REQUIRED WORK> Every entry must be given again exactly.

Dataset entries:
================================

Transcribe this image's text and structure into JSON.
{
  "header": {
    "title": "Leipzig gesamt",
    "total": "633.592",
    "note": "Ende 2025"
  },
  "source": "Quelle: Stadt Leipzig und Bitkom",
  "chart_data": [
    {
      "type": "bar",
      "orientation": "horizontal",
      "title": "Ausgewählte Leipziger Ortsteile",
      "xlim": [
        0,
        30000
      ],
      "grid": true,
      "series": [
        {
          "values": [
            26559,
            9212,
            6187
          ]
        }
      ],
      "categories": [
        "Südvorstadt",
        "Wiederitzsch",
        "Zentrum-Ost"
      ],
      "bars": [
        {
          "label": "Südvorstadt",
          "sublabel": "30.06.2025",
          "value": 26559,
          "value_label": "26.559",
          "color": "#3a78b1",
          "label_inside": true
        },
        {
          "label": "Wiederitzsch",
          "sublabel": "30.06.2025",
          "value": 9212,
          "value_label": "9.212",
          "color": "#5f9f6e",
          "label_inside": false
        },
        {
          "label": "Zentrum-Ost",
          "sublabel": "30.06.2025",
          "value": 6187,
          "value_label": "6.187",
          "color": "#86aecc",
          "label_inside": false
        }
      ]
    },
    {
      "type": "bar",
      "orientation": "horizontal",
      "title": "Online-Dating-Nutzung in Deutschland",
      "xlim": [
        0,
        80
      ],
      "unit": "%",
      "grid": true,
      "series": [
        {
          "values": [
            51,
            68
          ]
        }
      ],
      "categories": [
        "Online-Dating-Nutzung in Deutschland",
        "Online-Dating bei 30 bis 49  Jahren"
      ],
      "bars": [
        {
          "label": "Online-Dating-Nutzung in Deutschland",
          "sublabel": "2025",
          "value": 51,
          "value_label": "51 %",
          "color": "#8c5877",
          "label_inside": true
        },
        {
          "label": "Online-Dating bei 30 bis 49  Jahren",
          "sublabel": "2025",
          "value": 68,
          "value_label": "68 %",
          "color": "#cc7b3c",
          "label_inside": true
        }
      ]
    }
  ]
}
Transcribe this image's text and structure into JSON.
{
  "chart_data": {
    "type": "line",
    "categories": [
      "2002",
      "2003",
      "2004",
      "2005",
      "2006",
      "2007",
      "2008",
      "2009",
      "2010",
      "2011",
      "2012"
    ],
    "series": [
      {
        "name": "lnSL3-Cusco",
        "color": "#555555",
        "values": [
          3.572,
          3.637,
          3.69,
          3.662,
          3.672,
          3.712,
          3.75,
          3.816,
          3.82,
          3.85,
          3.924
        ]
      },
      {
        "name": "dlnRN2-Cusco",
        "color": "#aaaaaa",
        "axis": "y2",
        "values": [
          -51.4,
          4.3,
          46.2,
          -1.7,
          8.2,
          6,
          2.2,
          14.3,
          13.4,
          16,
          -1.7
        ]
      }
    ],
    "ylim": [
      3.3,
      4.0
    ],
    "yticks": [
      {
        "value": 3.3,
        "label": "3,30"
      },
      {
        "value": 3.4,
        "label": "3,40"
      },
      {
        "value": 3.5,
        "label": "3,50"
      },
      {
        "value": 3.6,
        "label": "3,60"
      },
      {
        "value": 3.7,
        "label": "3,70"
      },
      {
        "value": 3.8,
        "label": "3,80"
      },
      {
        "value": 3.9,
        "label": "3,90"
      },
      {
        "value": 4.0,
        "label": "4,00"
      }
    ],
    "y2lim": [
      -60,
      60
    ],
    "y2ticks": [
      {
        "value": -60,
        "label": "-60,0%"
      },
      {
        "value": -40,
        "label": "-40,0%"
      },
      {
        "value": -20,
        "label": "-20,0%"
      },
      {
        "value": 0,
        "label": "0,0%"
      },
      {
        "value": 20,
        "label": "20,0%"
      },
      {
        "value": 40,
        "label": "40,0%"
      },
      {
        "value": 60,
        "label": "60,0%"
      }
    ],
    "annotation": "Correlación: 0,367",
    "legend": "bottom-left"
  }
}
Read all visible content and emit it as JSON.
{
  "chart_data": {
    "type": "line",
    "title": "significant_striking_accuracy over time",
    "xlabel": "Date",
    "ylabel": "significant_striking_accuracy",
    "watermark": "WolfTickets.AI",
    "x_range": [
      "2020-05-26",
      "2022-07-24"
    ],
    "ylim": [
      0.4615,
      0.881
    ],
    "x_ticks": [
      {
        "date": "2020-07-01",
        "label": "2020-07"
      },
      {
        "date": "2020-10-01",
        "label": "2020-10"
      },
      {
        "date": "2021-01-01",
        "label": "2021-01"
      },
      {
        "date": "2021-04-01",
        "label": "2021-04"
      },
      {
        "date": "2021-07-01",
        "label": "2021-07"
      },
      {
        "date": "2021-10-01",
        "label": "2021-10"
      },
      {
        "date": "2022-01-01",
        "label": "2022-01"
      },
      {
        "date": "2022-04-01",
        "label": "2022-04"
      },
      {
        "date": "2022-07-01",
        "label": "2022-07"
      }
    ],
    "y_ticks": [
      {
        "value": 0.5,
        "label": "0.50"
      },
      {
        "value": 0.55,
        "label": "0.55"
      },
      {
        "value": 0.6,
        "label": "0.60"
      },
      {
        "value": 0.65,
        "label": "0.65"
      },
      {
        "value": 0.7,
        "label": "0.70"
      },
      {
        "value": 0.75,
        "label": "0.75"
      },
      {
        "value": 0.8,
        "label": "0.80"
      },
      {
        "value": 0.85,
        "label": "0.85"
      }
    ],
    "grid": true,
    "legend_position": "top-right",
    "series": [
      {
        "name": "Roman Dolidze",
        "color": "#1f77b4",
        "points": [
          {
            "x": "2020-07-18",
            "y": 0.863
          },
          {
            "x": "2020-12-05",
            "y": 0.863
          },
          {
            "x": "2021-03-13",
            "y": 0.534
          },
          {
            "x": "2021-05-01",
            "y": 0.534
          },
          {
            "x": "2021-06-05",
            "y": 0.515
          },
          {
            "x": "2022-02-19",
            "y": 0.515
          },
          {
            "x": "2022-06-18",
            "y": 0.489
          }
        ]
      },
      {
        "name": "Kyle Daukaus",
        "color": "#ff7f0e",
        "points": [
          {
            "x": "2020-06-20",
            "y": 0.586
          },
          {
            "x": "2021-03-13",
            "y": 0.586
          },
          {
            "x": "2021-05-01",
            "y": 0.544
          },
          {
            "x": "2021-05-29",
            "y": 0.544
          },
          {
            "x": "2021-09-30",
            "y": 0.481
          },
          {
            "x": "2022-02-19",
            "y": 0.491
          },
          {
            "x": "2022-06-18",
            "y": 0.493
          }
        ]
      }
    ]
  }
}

================================

RESPONSE TO THE EXERCISE>
Transcribe this image's text and structure into JSON.
{
  "header": {
    "title": "Leipzig gesamt",
    "total": "633.592",
    "note": "Ende 2025"
  },
  "source": "Quelle: Stadt Leipzig und Bitkom",
  "chart_data": [
    {
      "type": "bar",
      "orientation": "horizontal",
      "title": "Ausgewählte Leipziger Ortsteile",
      "xlim": [
        0,
        30000
      ],
      "grid": true,
      "series": [
        {
          "values": [
            26559,
            9212,
            6187
          ]
        }
      ],
      "categories": [
        "Südvorstadt",
        "Wiederitzsch",
        "Zentrum-Ost"
      ],
      "bars": [
        {
          "label": "Südvorstadt",
          "sublabel": "30.06.2025",
          "value": 26559,
          "value_label": "26.559",
          "color": "#3a78b1",
          "label_inside": true
        },
        {
          "label": "Wiederitzsch",
          "sublabel": "30.06.2025",
          "value": 9212,
          "value_label": "9.212",
          "color": "#5f9f6e",
          "label_inside": false
        },
        {
          "label": "Zentrum-Ost",
          "sublabel": "30.06.2025",
          "value": 6187,
          "value_label": "6.187",
          "color": "#86aecc",
          "label_inside": false
        }
      ]
    },
    {
      "type": "bar",
      "orientation": "horizontal",
      "title": "Online-Dating-Nutzung in Deutschland",
      "xlim": [
        0,
        80
      ],
      "unit": "%",
      "grid": true,
      "series": [
        {
          "values": [
            51,
            68
          ]
        }
      ],
      "categories": [
        "Online-Dating-Nutzung in Deutschland",
        "Online-Dating bei 30 bis 49  Jahren"
      ],
      "bars": [
        {
          "label": "Online-Dating-Nutzung in Deutschland",
          "sublabel": "2025",
          "value": 51,
          "value_label": "51 %",
          "color": "#8c5877",
          "label_inside": true
        },
        {
          "label": "Online-Dating bei 30 bis 49  Jahren",
          "sublabel": "2025",
          "value": 68,
          "value_label": "68 %",
          "color": "#cc7b3c",
          "label_inside": true
        }
      ]
    }
  ]
}
Transcribe this image's text and structure into JSON.
{
  "chart_data": {
    "type": "line",
    "categories": [
      "2002",
      "2003",
      "2004",
      "2005",
      "2006",
      "2007",
      "2008",
      "2009",
      "2010",
      "2011",
      "2012"
    ],
    "series": [
      {
        "name": "lnSL3-Cusco",
        "color": "#555555",
        "values": [
          3.572,
          3.637,
          3.69,
          3.662,
          3.672,
          3.712,
          3.75,
          3.816,
          3.82,
          3.85,
          3.924
        ]
      },
      {
        "name": "dlnRN2-Cusco",
        "color": "#aaaaaa",
        "axis": "y2",
        "values": [
          -51.4,
          4.3,
          46.2,
          -1.7,
          8.2,
          6,
          2.2,
          14.3,
          13.4,
          16,
          -1.7
        ]
      }
    ],
    "ylim": [
      3.3,
      4.0
    ],
    "yticks": [
      {
        "value": 3.3,
        "label": "3,30"
      },
      {
        "value": 3.4,
        "label": "3,40"
      },
      {
        "value": 3.5,
        "label": "3,50"
      },
      {
        "value": 3.6,
        "label": "3,60"
      },
      {
        "value": 3.7,
        "label": "3,70"
      },
      {
        "value": 3.8,
        "label": "3,80"
      },
      {
        "value": 3.9,
        "label": "3,90"
      },
      {
        "value": 4.0,
        "label": "4,00"
      }
    ],
    "y2lim": [
      -60,
      60
    ],
    "y2ticks": [
      {
        "value": -60,
        "label": "-60,0%"
      },
      {
        "value": -40,
        "label": "-40,0%"
      },
      {
        "value": -20,
        "label": "-20,0%"
      },
      {
        "value": 0,
        "label": "0,0%"
      },
      {
        "value": 20,
        "label": "20,0%"
      },
      {
        "value": 40,
        "label": "40,0%"
      },
      {
        "value": 60,
        "label": "60,0%"
      }
    ],
    "annotation": "Correlación: 0,367",
    "legend": "bottom-left"
  }
}
Read all visible content and emit it as JSON.
{
  "chart_data": {
    "type": "line",
    "title": "significant_striking_accuracy over time",
    "xlabel": "Date",
    "ylabel": "significant_striking_accuracy",
    "watermark": "WolfTickets.AI",
    "x_range": [
      "2020-05-26",
      "2022-07-24"
    ],
    "ylim": [
      0.4615,
      0.881
    ],
    "x_ticks": [
      {
        "date": "2020-07-01",
        "label": "2020-07"
      },
      {
        "date": "2020-10-01",
        "label": "2020-10"
      },
      {
        "date": "2021-01-01",
        "label": "2021-01"
      },
      {
        "date": "2021-04-01",
        "label": "2021-04"
      },
      {
        "date": "2021-07-01",
        "label": "2021-07"
      },
      {
        "date": "2021-10-01",
        "label": "2021-10"
      },
      {
        "date": "2022-01-01",
        "label": "2022-01"
      },
      {
        "date": "2022-04-01",
        "label": "2022-04"
      },
      {
        "date": "2022-07-01",
        "label": "2022-07"
      }
    ],
    "y_ticks": [
      {
        "value": 0.5,
        "label": "0.50"
      },
      {
        "value": 0.55,
        "label": "0.55"
      },
      {
        "value": 0.6,
        "label": "0.60"
      },
      {
        "value": 0.65,
        "label": "0.65"
      },
      {
        "value": 0.7,
        "label": "0.70"
      },
      {
        "value": 0.75,
        "label": "0.75"
      },
      {
        "value": 0.8,
        "label": "0.80"
      },
      {
        "value": 0.85,
        "label": "0.85"
      }
    ],
    "grid": true,
    "legend_position": "top-right",
    "series": [
      {
        "name": "Roman Dolidze",
        "color": "#1f77b4",
        "points": [
          {
            "x": "2020-07-18",
            "y": 0.863
          },
          {
            "x": "2020-12-05",
            "y": 0.863
          },
          {
            "x": "2021-03-13",
            "y": 0.534
          },
          {
            "x": "2021-05-01",
            "y": 0.534
          },
          {
            "x": "2021-06-05",
            "y": 0.515
          },
          {
            "x": "2022-02-19",
            "y": 0.515
          },
          {
            "x": "2022-06-18",
            "y": 0.489
          }
        ]
      },
      {
        "name": "Kyle Daukaus",
        "color": "#ff7f0e",
        "points": [
          {
            "x": "2020-06-20",
            "y": 0.586
          },
          {
            "x": "2021-03-13",
            "y": 0.586
          },
          {
            "x": "2021-05-01",
            "y": 0.544
          },
          {
            "x": "2021-05-29",
            "y": 0.544
          },
          {
            "x": "2021-09-30",
            "y": 0.481
          },
          {
            "x": "2022-02-19",
            "y": 0.491
          },
          {
            "x": "2022-06-18",
            "y": 0.493
          }
        ]
      }
    ]
  }
}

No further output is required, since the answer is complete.